» Work to complete
Repeat every line exactly, keeping the pictures out of the copy.

(Dataset entries)
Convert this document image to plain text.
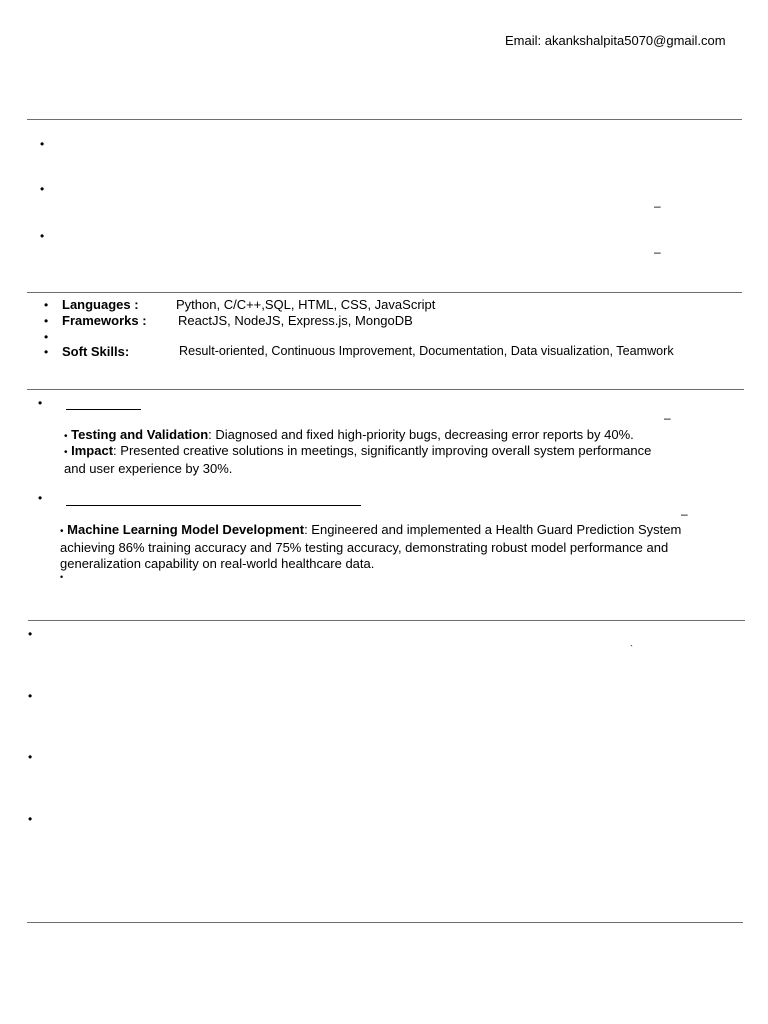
Email: akankshalpita5070@gmail.com
•
•
–
•
–
• Languages :	Python, C/C++,SQL, HTML, CSS, JavaScript
• Frameworks : ReactJS, NodeJS, Express.js, MongoDB
•
• Soft Skills:	Result-oriented, Continuous Improvement, Documentation, Data visualization, Teamwork
•
–
• Testing and Validation: Diagnosed and fixed high-priority bugs, decreasing error reports by 40%.
• Impact: Presented creative solutions in meetings, significantly improving overall system performance and user experience by 30%.
•
–
• Machine Learning Model Development: Engineered and implemented a Health Guard Prediction System achieving 86% training accuracy and 75% testing accuracy, demonstrating robust model performance and generalization capability on real-world healthcare data.
•
•
`
•
•
•
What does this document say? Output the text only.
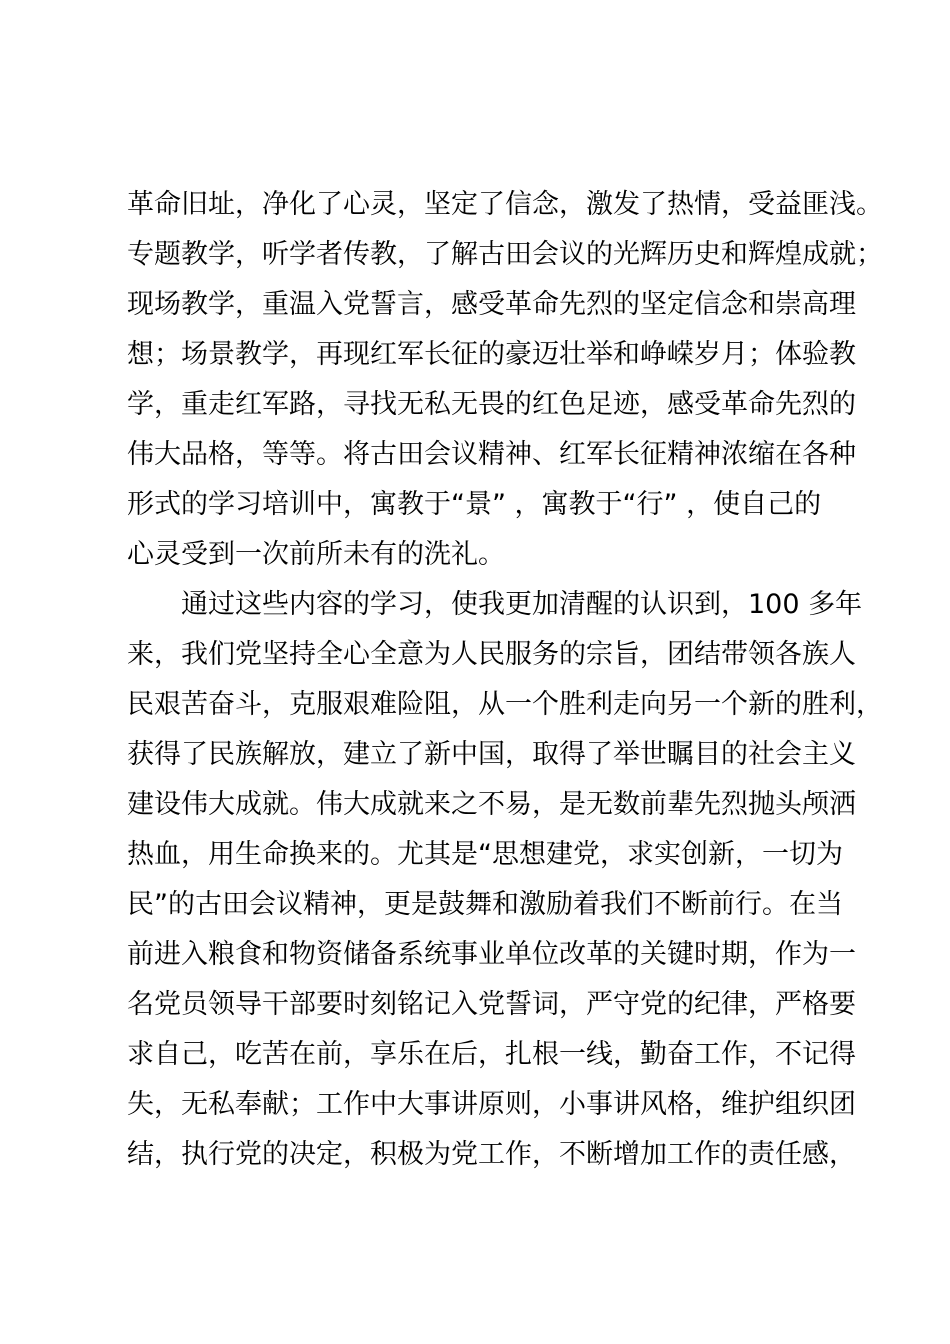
革命旧址，净化了心灵，坚定了信念，激发了热情，受益匪浅。
专题教学，听学者传教，了解古田会议的光辉历史和辉煌成就；
现场教学，重温入党誓言，感受革命先烈的坚定信念和崇高理
想；场景教学，再现红军长征的豪迈壮举和峥嵘岁月；体验教
学，重走红军路，寻找无私无畏的红色足迹，感受革命先烈的
伟大品格，等等。将古田会议精神、红军长征精神浓缩在各种
形式的学习培训中，寓教于“景” ，寓教于“行” ，使自己的
心灵受到一次前所未有的洗礼。
通过这些内容的学习，使我更加清醒的认识到，100 多年
来，我们党坚持全心全意为人民服务的宗旨，团结带领各族人
民艰苦奋斗，克服艰难险阻，从一个胜利走向另一个新的胜利，
获得了民族解放，建立了新中国，取得了举世瞩目的社会主义
建设伟大成就。伟大成就来之不易，是无数前辈先烈抛头颅洒
热血，用生命换来的。尤其是“思想建党，求实创新，一切为
民”的古田会议精神，更是鼓舞和激励着我们不断前行。在当
前进入粮食和物资储备系统事业单位改革的关键时期，作为一
名党员领导干部要时刻铭记入党誓词，严守党的纪律，严格要
求自己，吃苦在前，享乐在后，扎根一线，勤奋工作，不记得
失，无私奉献；工作中大事讲原则，小事讲风格，维护组织团
结，执行党的决定，积极为党工作，不断增加工作的责任感，
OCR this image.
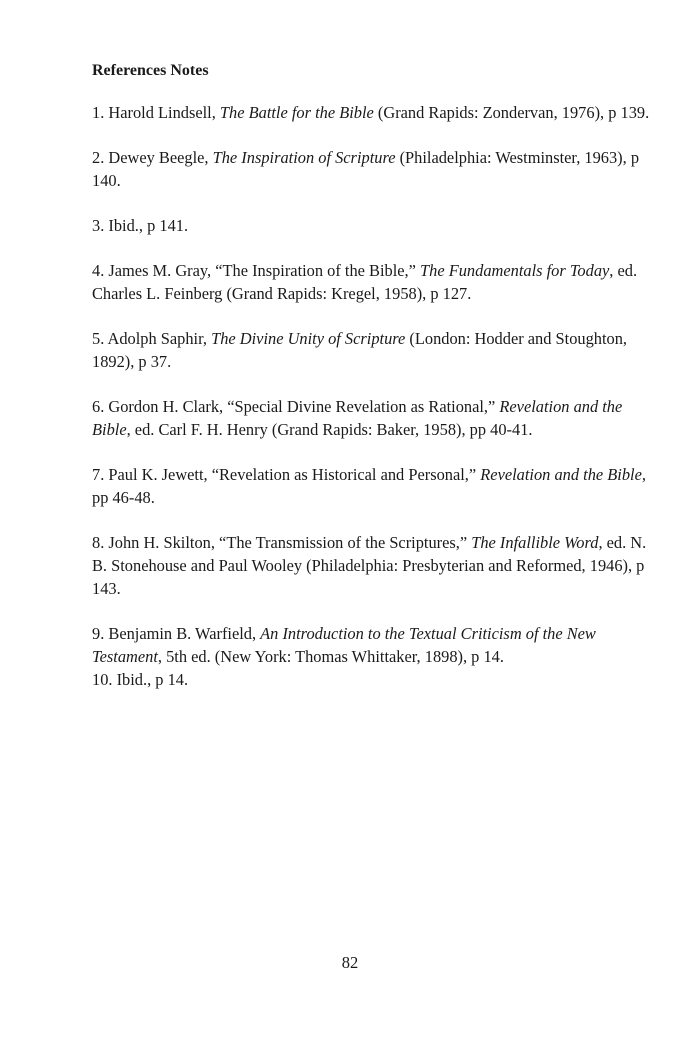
References Notes
1. Harold Lindsell, The Battle for the Bible (Grand Rapids: Zondervan, 1976), p 139.
2. Dewey Beegle, The Inspiration of Scripture (Philadelphia: Westminster, 1963), p 140.
3. Ibid., p 141.
4. James M. Gray, “The Inspiration of the Bible,” The Fundamentals for Today, ed. Charles L. Feinberg (Grand Rapids: Kregel, 1958), p 127.
5. Adolph Saphir, The Divine Unity of Scripture (London: Hodder and Stoughton, 1892), p 37.
6. Gordon H. Clark, “Special Divine Revelation as Rational,” Revelation and the Bible, ed. Carl F. H. Henry (Grand Rapids: Baker, 1958), pp 40-41.
7. Paul K. Jewett, “Revelation as Historical and Personal,” Revelation and the Bible, pp 46-48.
8. John H. Skilton, “The Transmission of the Scriptures,” The Infallible Word, ed. N. B. Stonehouse and Paul Wooley (Philadelphia: Presbyterian and Reformed, 1946), p 143.
9. Benjamin B. Warfield, An Introduction to the Textual Criticism of the New Testament, 5th ed. (New York: Thomas Whittaker, 1898), p 14.
10. Ibid., p 14.

82
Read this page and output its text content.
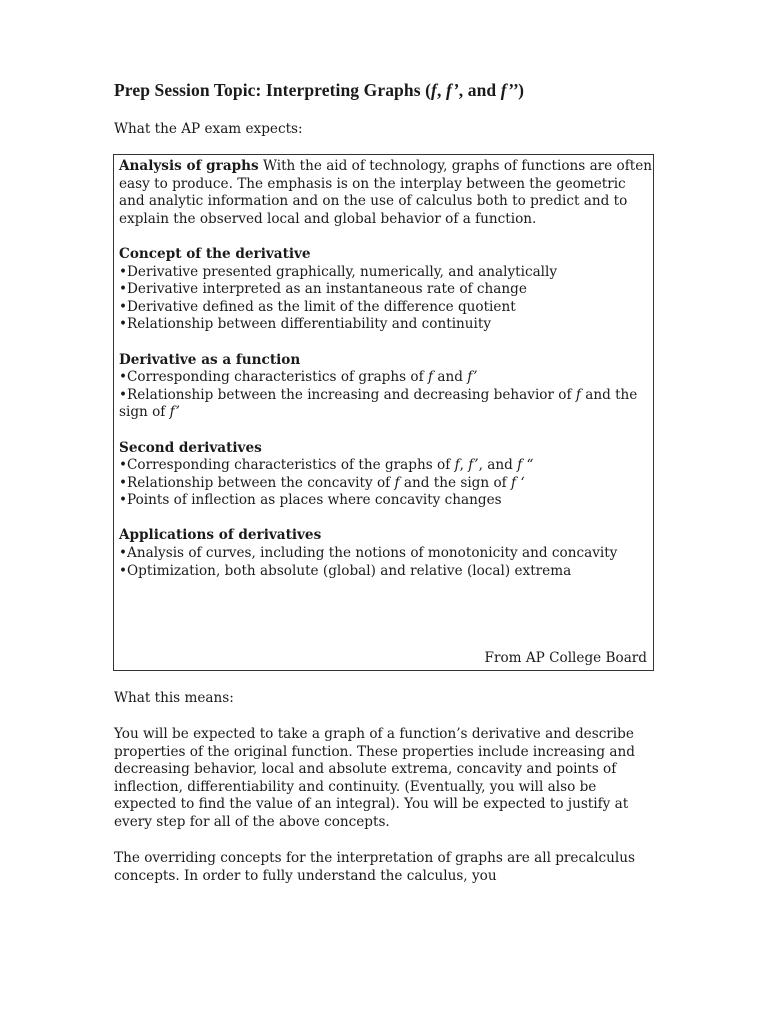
Prep Session Topic: Interpreting Graphs (f, f’, and f’’)
What the AP exam expects:
Analysis of graphs With the aid of technology, graphs of functions are often easy to produce. The emphasis is on the interplay between the geometric and analytic information and on the use of calculus both to predict and to explain the observed local and global behavior of a function.
Concept of the derivative
• Derivative presented graphically, numerically, and analytically
• Derivative interpreted as an instantaneous rate of change
• Derivative defined as the limit of the difference quotient
• Relationship between differentiability and continuity
Derivative as a function
• Corresponding characteristics of graphs of f and f’
• Relationship between the increasing and decreasing behavior of f and the sign of f’
Second derivatives
• Corresponding characteristics of the graphs of f, f’, and f “
• Relationship between the concavity of f and the sign of f ‘
• Points of inflection as places where concavity changes
Applications of derivatives
• Analysis of curves, including the notions of monotonicity and concavity
• Optimization, both absolute (global) and relative (local) extrema
From AP College Board
What this means:
You will be expected to take a graph of a function’s derivative and describe properties of the original function. These properties include increasing and decreasing behavior, local and absolute extrema, concavity and points of inflection, differentiability and continuity. (Eventually, you will also be expected to find the value of an integral). You will be expected to justify at every step for all of the above concepts.
The overriding concepts for the interpretation of graphs are all precalculus concepts. In order to fully understand the calculus, you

» Solution for this exercise
Convert this document image to plain text.
Email: akankshalpita5070@gmail.com
•
•
–
•
–
• Languages :	Python, C/C++,SQL, HTML, CSS, JavaScript
• Frameworks : ReactJS, NodeJS, Express.js, MongoDB
•
• Soft Skills:	Result-oriented, Continuous Improvement, Documentation, Data visualization, Teamwork
•
–
• Testing and Validation: Diagnosed and fixed high-priority bugs, decreasing error reports by 40%.
• Impact: Presented creative solutions in meetings, significantly improving overall system performance and user experience by 30%.
•
–
• Machine Learning Model Development: Engineered and implemented a Health Guard Prediction System achieving 86% training accuracy and 75% testing accuracy, demonstrating robust model performance and generalization capability on real-world healthcare data.
•
•
`
•
•
•
What does this document say? Output the text only.
革命旧址，净化了心灵，坚定了信念，激发了热情，受益匪浅。
专题教学，听学者传教，了解古田会议的光辉历史和辉煌成就；
现场教学，重温入党誓言，感受革命先烈的坚定信念和崇高理
想；场景教学，再现红军长征的豪迈壮举和峥嵘岁月；体验教
学，重走红军路，寻找无私无畏的红色足迹，感受革命先烈的
伟大品格，等等。将古田会议精神、红军长征精神浓缩在各种
形式的学习培训中，寓教于“景” ，寓教于“行” ，使自己的
心灵受到一次前所未有的洗礼。
通过这些内容的学习，使我更加清醒的认识到，100 多年
来，我们党坚持全心全意为人民服务的宗旨，团结带领各族人
民艰苦奋斗，克服艰难险阻，从一个胜利走向另一个新的胜利，
获得了民族解放，建立了新中国，取得了举世瞩目的社会主义
建设伟大成就。伟大成就来之不易，是无数前辈先烈抛头颅洒
热血，用生命换来的。尤其是“思想建党，求实创新，一切为
民”的古田会议精神，更是鼓舞和激励着我们不断前行。在当
前进入粮食和物资储备系统事业单位改革的关键时期，作为一
名党员领导干部要时刻铭记入党誓词，严守党的纪律，严格要
求自己，吃苦在前，享乐在后，扎根一线，勤奋工作，不记得
失，无私奉献；工作中大事讲原则，小事讲风格，维护组织团
结，执行党的决定，积极为党工作，不断增加工作的责任感，
OCR this image.
References Notes
1. Harold Lindsell, The Battle for the Bible (Grand Rapids: Zondervan, 1976), p 139.
2. Dewey Beegle, The Inspiration of Scripture (Philadelphia: Westminster, 1963), p 140.
3. Ibid., p 141.
4. James M. Gray, “The Inspiration of the Bible,” The Fundamentals for Today, ed. Charles L. Feinberg (Grand Rapids: Kregel, 1958), p 127.
5. Adolph Saphir, The Divine Unity of Scripture (London: Hodder and Stoughton, 1892), p 37.
6. Gordon H. Clark, “Special Divine Revelation as Rational,” Revelation and the Bible, ed. Carl F. H. Henry (Grand Rapids: Baker, 1958), pp 40-41.
7. Paul K. Jewett, “Revelation as Historical and Personal,” Revelation and the Bible, pp 46-48.
8. John H. Skilton, “The Transmission of the Scriptures,” The Infallible Word, ed. N. B. Stonehouse and Paul Wooley (Philadelphia: Presbyterian and Reformed, 1946), p 143.
9. Benjamin B. Warfield, An Introduction to the Textual Criticism of the New Testament, 5th ed. (New York: Thomas Whittaker, 1898), p 14.
10. Ibid., p 14.

82
Read this page and output its text content.
Prep Session Topic: Interpreting Graphs (f, f’, and f’’)
What the AP exam expects:
Analysis of graphs With the aid of technology, graphs of functions are often easy to produce. The emphasis is on the interplay between the geometric and analytic information and on the use of calculus both to predict and to explain the observed local and global behavior of a function.
Concept of the derivative
• Derivative presented graphically, numerically, and analytically
• Derivative interpreted as an instantaneous rate of change
• Derivative defined as the limit of the difference quotient
• Relationship between differentiability and continuity
Derivative as a function
• Corresponding characteristics of graphs of f and f’
• Relationship between the increasing and decreasing behavior of f and the sign of f’
Second derivatives
• Corresponding characteristics of the graphs of f, f’, and f “
• Relationship between the concavity of f and the sign of f ‘
• Points of inflection as places where concavity changes
Applications of derivatives
• Analysis of curves, including the notions of monotonicity and concavity
• Optimization, both absolute (global) and relative (local) extrema
From AP College Board
What this means:
You will be expected to take a graph of a function’s derivative and describe properties of the original function. These properties include increasing and decreasing behavior, local and absolute extrema, concavity and points of inflection, differentiability and continuity. (Eventually, you will also be expected to find the value of an integral). You will be expected to justify at every step for all of the above concepts.
The overriding concepts for the interpretation of graphs are all precalculus concepts. In order to fully understand the calculus, you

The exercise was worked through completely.